→ **REQUIRED ACTION**
Whatever appears in the data below, copy it exactly.

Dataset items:
=== Section Start ===

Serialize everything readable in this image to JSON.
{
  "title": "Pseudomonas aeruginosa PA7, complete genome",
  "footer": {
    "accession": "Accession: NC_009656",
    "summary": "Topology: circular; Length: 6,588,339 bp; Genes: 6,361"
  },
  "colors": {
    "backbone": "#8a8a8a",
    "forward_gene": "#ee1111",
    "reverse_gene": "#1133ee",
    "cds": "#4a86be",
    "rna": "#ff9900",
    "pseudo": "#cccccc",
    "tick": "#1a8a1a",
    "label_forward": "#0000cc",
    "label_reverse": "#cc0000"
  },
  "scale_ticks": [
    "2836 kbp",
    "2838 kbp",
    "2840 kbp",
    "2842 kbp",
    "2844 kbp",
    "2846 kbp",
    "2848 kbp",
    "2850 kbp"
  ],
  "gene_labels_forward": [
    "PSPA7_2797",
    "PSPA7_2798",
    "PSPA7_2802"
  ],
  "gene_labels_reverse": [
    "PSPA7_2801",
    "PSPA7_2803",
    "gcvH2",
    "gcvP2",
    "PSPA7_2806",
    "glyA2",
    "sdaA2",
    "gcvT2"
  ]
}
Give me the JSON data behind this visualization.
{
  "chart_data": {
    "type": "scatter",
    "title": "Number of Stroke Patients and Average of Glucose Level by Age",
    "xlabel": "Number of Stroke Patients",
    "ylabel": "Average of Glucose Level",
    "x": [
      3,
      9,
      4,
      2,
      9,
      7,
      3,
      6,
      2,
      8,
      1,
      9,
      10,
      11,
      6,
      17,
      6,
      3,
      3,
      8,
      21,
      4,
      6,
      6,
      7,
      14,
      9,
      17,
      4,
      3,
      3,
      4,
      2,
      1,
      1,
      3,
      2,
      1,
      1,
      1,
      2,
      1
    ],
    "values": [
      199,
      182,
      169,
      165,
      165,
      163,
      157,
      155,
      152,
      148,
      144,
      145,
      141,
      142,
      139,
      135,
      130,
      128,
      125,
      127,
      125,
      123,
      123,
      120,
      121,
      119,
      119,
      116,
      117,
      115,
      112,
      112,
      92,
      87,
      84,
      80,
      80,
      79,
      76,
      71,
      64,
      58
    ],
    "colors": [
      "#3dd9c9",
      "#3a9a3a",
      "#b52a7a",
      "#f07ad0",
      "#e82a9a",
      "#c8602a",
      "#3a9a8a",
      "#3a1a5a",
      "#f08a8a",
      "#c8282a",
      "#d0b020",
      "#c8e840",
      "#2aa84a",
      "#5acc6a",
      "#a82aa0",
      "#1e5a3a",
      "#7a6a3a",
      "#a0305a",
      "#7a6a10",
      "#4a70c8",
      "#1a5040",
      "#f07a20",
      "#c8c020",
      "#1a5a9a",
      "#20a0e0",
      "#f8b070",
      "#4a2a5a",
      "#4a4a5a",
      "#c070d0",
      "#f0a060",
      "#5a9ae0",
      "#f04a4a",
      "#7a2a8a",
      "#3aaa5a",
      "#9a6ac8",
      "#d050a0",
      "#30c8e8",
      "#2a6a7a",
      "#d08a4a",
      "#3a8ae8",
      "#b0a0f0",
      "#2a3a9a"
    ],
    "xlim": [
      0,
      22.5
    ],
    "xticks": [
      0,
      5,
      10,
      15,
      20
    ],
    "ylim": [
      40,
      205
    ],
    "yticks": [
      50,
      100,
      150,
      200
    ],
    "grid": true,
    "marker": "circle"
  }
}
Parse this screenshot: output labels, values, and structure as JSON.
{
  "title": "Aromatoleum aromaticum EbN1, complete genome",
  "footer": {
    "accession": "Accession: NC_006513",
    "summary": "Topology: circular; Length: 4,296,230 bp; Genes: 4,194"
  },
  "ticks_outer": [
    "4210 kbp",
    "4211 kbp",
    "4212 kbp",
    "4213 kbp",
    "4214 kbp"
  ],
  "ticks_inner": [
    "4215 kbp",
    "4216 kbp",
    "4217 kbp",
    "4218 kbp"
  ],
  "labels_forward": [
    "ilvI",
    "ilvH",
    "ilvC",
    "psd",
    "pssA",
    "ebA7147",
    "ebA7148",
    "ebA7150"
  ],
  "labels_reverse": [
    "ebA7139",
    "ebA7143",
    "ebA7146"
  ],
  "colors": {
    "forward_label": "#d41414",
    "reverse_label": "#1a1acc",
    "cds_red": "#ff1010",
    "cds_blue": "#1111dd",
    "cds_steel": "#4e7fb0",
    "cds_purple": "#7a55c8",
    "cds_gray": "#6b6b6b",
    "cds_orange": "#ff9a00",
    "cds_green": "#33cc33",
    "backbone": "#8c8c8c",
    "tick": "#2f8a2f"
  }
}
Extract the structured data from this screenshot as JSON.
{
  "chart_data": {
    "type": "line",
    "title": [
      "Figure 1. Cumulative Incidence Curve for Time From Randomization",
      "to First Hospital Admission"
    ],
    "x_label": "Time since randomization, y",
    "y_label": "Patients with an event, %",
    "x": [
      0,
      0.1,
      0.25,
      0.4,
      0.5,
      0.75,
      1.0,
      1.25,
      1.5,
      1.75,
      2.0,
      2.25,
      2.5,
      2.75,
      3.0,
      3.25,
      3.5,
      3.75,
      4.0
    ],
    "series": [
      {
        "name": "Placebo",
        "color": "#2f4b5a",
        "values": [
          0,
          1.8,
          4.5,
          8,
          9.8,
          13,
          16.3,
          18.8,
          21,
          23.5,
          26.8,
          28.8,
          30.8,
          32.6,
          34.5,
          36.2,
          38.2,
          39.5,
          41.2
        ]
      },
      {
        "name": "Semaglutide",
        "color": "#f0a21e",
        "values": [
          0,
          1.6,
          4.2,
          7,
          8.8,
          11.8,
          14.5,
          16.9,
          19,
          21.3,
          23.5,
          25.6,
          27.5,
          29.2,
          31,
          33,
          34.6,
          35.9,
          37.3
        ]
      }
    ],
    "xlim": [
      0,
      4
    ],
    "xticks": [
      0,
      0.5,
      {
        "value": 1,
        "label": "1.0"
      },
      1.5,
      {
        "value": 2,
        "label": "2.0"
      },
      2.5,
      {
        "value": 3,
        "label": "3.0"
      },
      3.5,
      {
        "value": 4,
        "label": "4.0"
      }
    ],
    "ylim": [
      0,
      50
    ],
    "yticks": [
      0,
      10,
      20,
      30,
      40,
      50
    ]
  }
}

=== Section End ===

→ **RESPONSE TO THE EXERCISE**
Serialize everything readable in this image to JSON.
{
  "title": "Pseudomonas aeruginosa PA7, complete genome",
  "footer": {
    "accession": "Accession: NC_009656",
    "summary": "Topology: circular; Length: 6,588,339 bp; Genes: 6,361"
  },
  "colors": {
    "backbone": "#8a8a8a",
    "forward_gene": "#ee1111",
    "reverse_gene": "#1133ee",
    "cds": "#4a86be",
    "rna": "#ff9900",
    "pseudo": "#cccccc",
    "tick": "#1a8a1a",
    "label_forward": "#0000cc",
    "label_reverse": "#cc0000"
  },
  "scale_ticks": [
    "2836 kbp",
    "2838 kbp",
    "2840 kbp",
    "2842 kbp",
    "2844 kbp",
    "2846 kbp",
    "2848 kbp",
    "2850 kbp"
  ],
  "gene_labels_forward": [
    "PSPA7_2797",
    "PSPA7_2798",
    "PSPA7_2802"
  ],
  "gene_labels_reverse": [
    "PSPA7_2801",
    "PSPA7_2803",
    "gcvH2",
    "gcvP2",
    "PSPA7_2806",
    "glyA2",
    "sdaA2",
    "gcvT2"
  ]
}
Give me the JSON data behind this visualization.
{
  "chart_data": {
    "type": "scatter",
    "title": "Number of Stroke Patients and Average of Glucose Level by Age",
    "xlabel": "Number of Stroke Patients",
    "ylabel": "Average of Glucose Level",
    "x": [
      3,
      9,
      4,
      2,
      9,
      7,
      3,
      6,
      2,
      8,
      1,
      9,
      10,
      11,
      6,
      17,
      6,
      3,
      3,
      8,
      21,
      4,
      6,
      6,
      7,
      14,
      9,
      17,
      4,
      3,
      3,
      4,
      2,
      1,
      1,
      3,
      2,
      1,
      1,
      1,
      2,
      1
    ],
    "values": [
      199,
      182,
      169,
      165,
      165,
      163,
      157,
      155,
      152,
      148,
      144,
      145,
      141,
      142,
      139,
      135,
      130,
      128,
      125,
      127,
      125,
      123,
      123,
      120,
      121,
      119,
      119,
      116,
      117,
      115,
      112,
      112,
      92,
      87,
      84,
      80,
      80,
      79,
      76,
      71,
      64,
      58
    ],
    "colors": [
      "#3dd9c9",
      "#3a9a3a",
      "#b52a7a",
      "#f07ad0",
      "#e82a9a",
      "#c8602a",
      "#3a9a8a",
      "#3a1a5a",
      "#f08a8a",
      "#c8282a",
      "#d0b020",
      "#c8e840",
      "#2aa84a",
      "#5acc6a",
      "#a82aa0",
      "#1e5a3a",
      "#7a6a3a",
      "#a0305a",
      "#7a6a10",
      "#4a70c8",
      "#1a5040",
      "#f07a20",
      "#c8c020",
      "#1a5a9a",
      "#20a0e0",
      "#f8b070",
      "#4a2a5a",
      "#4a4a5a",
      "#c070d0",
      "#f0a060",
      "#5a9ae0",
      "#f04a4a",
      "#7a2a8a",
      "#3aaa5a",
      "#9a6ac8",
      "#d050a0",
      "#30c8e8",
      "#2a6a7a",
      "#d08a4a",
      "#3a8ae8",
      "#b0a0f0",
      "#2a3a9a"
    ],
    "xlim": [
      0,
      22.5
    ],
    "xticks": [
      0,
      5,
      10,
      15,
      20
    ],
    "ylim": [
      40,
      205
    ],
    "yticks": [
      50,
      100,
      150,
      200
    ],
    "grid": true,
    "marker": "circle"
  }
}
Parse this screenshot: output labels, values, and structure as JSON.
{
  "title": "Aromatoleum aromaticum EbN1, complete genome",
  "footer": {
    "accession": "Accession: NC_006513",
    "summary": "Topology: circular; Length: 4,296,230 bp; Genes: 4,194"
  },
  "ticks_outer": [
    "4210 kbp",
    "4211 kbp",
    "4212 kbp",
    "4213 kbp",
    "4214 kbp"
  ],
  "ticks_inner": [
    "4215 kbp",
    "4216 kbp",
    "4217 kbp",
    "4218 kbp"
  ],
  "labels_forward": [
    "ilvI",
    "ilvH",
    "ilvC",
    "psd",
    "pssA",
    "ebA7147",
    "ebA7148",
    "ebA7150"
  ],
  "labels_reverse": [
    "ebA7139",
    "ebA7143",
    "ebA7146"
  ],
  "colors": {
    "forward_label": "#d41414",
    "reverse_label": "#1a1acc",
    "cds_red": "#ff1010",
    "cds_blue": "#1111dd",
    "cds_steel": "#4e7fb0",
    "cds_purple": "#7a55c8",
    "cds_gray": "#6b6b6b",
    "cds_orange": "#ff9a00",
    "cds_green": "#33cc33",
    "backbone": "#8c8c8c",
    "tick": "#2f8a2f"
  }
}
Extract the structured data from this screenshot as JSON.
{
  "chart_data": {
    "type": "line",
    "title": [
      "Figure 1. Cumulative Incidence Curve for Time From Randomization",
      "to First Hospital Admission"
    ],
    "x_label": "Time since randomization, y",
    "y_label": "Patients with an event, %",
    "x": [
      0,
      0.1,
      0.25,
      0.4,
      0.5,
      0.75,
      1.0,
      1.25,
      1.5,
      1.75,
      2.0,
      2.25,
      2.5,
      2.75,
      3.0,
      3.25,
      3.5,
      3.75,
      4.0
    ],
    "series": [
      {
        "name": "Placebo",
        "color": "#2f4b5a",
        "values": [
          0,
          1.8,
          4.5,
          8,
          9.8,
          13,
          16.3,
          18.8,
          21,
          23.5,
          26.8,
          28.8,
          30.8,
          32.6,
          34.5,
          36.2,
          38.2,
          39.5,
          41.2
        ]
      },
      {
        "name": "Semaglutide",
        "color": "#f0a21e",
        "values": [
          0,
          1.6,
          4.2,
          7,
          8.8,
          11.8,
          14.5,
          16.9,
          19,
          21.3,
          23.5,
          25.6,
          27.5,
          29.2,
          31,
          33,
          34.6,
          35.9,
          37.3
        ]
      }
    ],
    "xlim": [
      0,
      4
    ],
    "xticks": [
      0,
      0.5,
      {
        "value": 1,
        "label": "1.0"
      },
      1.5,
      {
        "value": 2,
        "label": "2.0"
      },
      2.5,
      {
        "value": 3,
        "label": "3.0"
      },
      3.5,
      {
        "value": 4,
        "label": "4.0"
      }
    ],
    "ylim": [
      0,
      50
    ],
    "yticks": [
      0,
      10,
      20,
      30,
      40,
      50
    ]
  }
}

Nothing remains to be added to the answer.